- WHAT YOU NEED TO DO -
Images must not appear in your copy; reproduce every other part of the records exactly.

Stored records
____

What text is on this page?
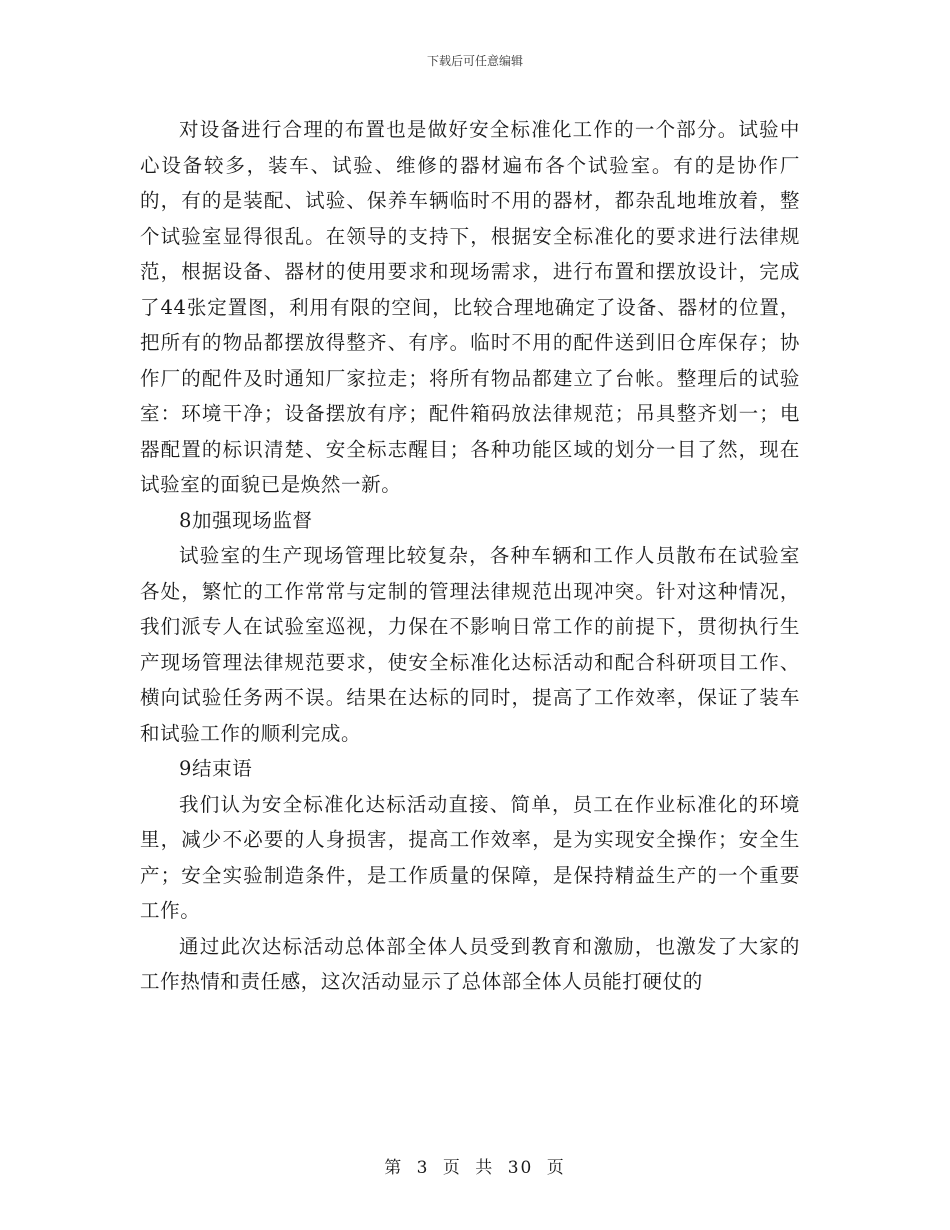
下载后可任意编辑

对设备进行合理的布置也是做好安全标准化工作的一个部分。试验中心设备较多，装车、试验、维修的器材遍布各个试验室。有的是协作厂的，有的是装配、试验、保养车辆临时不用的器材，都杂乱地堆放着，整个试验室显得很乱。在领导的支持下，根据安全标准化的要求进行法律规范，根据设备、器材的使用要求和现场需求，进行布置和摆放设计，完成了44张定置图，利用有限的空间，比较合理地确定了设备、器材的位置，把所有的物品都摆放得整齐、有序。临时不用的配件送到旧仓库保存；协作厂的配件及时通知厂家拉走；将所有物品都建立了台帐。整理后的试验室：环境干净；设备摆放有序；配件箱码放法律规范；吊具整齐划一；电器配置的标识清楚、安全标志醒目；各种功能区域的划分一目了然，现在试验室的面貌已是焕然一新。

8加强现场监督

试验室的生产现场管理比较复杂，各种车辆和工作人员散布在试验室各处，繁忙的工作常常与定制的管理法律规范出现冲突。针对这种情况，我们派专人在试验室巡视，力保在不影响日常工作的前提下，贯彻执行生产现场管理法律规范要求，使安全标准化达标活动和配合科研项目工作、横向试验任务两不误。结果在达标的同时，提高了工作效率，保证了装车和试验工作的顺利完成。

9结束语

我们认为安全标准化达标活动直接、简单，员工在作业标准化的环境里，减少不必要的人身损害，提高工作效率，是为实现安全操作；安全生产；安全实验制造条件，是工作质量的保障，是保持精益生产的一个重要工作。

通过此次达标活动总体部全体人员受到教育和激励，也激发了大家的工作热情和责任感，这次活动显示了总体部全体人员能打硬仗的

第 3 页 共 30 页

____

- CORRECT RESULT -
What text is on this page?
下载后可任意编辑

对设备进行合理的布置也是做好安全标准化工作的一个部分。试验中心设备较多，装车、试验、维修的器材遍布各个试验室。有的是协作厂的，有的是装配、试验、保养车辆临时不用的器材，都杂乱地堆放着，整个试验室显得很乱。在领导的支持下，根据安全标准化的要求进行法律规范，根据设备、器材的使用要求和现场需求，进行布置和摆放设计，完成了44张定置图，利用有限的空间，比较合理地确定了设备、器材的位置，把所有的物品都摆放得整齐、有序。临时不用的配件送到旧仓库保存；协作厂的配件及时通知厂家拉走；将所有物品都建立了台帐。整理后的试验室：环境干净；设备摆放有序；配件箱码放法律规范；吊具整齐划一；电器配置的标识清楚、安全标志醒目；各种功能区域的划分一目了然，现在试验室的面貌已是焕然一新。

8加强现场监督

试验室的生产现场管理比较复杂，各种车辆和工作人员散布在试验室各处，繁忙的工作常常与定制的管理法律规范出现冲突。针对这种情况，我们派专人在试验室巡视，力保在不影响日常工作的前提下，贯彻执行生产现场管理法律规范要求，使安全标准化达标活动和配合科研项目工作、横向试验任务两不误。结果在达标的同时，提高了工作效率，保证了装车和试验工作的顺利完成。

9结束语

我们认为安全标准化达标活动直接、简单，员工在作业标准化的环境里，减少不必要的人身损害，提高工作效率，是为实现安全操作；安全生产；安全实验制造条件，是工作质量的保障，是保持精益生产的一个重要工作。

通过此次达标活动总体部全体人员受到教育和激励，也激发了大家的工作热情和责任感，这次活动显示了总体部全体人员能打硬仗的

第 3 页 共 30 页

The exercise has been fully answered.